- Problem to work on: How many lines in the listing below include the word "утвержденными"? Answer with the number and nothing else.

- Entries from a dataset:
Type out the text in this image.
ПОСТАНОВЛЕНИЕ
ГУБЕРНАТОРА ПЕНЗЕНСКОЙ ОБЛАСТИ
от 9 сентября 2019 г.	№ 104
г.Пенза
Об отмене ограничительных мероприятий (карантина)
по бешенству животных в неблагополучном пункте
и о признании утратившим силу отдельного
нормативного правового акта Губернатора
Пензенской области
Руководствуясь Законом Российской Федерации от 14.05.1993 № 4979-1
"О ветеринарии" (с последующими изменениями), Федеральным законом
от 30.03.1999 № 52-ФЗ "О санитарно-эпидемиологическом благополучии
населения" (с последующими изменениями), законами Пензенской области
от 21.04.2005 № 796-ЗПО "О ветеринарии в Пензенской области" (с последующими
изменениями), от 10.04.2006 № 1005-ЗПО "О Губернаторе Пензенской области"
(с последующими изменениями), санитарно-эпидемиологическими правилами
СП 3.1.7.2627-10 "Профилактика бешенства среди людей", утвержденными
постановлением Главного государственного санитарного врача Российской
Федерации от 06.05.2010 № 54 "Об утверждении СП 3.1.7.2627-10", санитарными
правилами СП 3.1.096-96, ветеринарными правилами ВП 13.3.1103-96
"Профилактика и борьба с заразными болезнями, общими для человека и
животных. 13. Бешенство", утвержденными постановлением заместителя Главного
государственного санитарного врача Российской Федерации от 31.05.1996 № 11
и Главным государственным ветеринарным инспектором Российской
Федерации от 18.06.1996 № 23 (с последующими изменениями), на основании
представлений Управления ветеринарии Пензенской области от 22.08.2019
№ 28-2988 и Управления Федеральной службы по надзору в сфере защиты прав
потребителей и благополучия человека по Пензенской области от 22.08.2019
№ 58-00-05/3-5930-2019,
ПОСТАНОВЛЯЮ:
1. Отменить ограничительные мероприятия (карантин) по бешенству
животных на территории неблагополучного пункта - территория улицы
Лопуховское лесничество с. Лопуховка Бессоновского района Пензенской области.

- Output for this task: 2